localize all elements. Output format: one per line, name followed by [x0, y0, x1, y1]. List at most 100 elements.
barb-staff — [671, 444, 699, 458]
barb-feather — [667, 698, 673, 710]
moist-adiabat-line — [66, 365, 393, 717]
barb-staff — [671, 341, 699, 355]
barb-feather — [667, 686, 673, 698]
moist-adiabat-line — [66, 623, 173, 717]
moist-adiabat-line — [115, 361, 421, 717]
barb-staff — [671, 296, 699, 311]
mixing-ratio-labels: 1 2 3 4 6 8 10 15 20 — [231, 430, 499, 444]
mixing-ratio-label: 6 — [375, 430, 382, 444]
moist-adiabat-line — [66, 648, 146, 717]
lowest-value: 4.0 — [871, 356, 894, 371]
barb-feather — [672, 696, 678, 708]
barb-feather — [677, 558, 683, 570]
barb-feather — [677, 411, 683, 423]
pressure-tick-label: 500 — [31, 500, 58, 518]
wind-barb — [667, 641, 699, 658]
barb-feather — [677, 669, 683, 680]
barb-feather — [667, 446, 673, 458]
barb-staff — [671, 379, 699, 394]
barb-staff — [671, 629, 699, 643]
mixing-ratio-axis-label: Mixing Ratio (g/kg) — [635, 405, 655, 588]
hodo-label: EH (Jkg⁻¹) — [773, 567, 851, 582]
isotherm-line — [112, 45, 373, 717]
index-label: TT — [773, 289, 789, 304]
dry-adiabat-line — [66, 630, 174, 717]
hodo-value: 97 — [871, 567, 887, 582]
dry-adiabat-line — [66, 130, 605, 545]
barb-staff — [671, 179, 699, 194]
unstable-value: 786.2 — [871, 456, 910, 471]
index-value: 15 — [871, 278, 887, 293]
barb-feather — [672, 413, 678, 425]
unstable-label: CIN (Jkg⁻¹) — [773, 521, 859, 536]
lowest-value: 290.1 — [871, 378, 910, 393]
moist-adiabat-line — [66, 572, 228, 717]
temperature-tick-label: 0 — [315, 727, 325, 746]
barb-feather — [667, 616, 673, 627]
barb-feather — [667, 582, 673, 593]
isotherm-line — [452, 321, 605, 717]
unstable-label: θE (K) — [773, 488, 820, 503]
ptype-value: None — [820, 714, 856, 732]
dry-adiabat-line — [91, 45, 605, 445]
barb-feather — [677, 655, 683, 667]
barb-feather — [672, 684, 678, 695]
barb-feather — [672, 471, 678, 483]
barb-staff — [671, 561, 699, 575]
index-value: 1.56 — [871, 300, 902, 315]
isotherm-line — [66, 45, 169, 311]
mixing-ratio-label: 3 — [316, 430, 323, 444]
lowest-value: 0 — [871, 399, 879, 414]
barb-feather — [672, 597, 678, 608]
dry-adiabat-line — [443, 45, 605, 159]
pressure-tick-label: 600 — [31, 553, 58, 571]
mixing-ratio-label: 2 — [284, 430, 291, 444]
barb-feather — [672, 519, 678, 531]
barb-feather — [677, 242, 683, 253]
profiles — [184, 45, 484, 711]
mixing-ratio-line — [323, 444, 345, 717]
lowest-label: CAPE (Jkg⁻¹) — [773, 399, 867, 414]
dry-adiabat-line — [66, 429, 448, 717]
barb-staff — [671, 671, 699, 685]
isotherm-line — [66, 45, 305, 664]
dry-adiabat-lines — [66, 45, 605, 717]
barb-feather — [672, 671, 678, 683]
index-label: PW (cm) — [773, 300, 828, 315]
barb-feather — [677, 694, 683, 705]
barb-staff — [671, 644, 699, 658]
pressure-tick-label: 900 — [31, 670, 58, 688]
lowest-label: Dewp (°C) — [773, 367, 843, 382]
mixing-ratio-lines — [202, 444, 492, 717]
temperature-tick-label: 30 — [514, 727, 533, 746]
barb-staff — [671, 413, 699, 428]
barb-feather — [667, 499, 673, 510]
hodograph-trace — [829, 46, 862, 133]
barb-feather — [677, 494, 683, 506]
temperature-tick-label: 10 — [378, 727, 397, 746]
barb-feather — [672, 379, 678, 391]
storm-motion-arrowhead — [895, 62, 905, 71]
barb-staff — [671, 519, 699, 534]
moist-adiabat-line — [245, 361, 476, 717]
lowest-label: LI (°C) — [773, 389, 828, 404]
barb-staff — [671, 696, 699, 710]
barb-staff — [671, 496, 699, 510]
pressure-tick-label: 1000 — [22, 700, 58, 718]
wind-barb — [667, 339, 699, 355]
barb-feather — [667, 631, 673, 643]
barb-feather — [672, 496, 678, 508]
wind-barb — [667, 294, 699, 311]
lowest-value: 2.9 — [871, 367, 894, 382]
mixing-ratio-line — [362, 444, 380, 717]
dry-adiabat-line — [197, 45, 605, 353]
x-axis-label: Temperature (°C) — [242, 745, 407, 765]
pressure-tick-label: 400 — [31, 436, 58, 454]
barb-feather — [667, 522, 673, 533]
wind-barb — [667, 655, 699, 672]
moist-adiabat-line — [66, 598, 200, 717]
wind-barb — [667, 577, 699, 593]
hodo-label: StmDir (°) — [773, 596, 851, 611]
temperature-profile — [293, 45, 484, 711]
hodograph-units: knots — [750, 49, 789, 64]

(What is required)
Copy the stretch of the material from its first line through the line containing "barb-feather — [667, 686, 673, 698]", both included, reproducing each line verbatim.

(Answer below)
localize all elements. Output format: one per line, name followed by [x0, y0, x1, y1]. List at most 100 elements.
barb-staff — [671, 444, 699, 458]
barb-feather — [667, 698, 673, 710]
moist-adiabat-line — [66, 365, 393, 717]
barb-staff — [671, 341, 699, 355]
barb-feather — [667, 686, 673, 698]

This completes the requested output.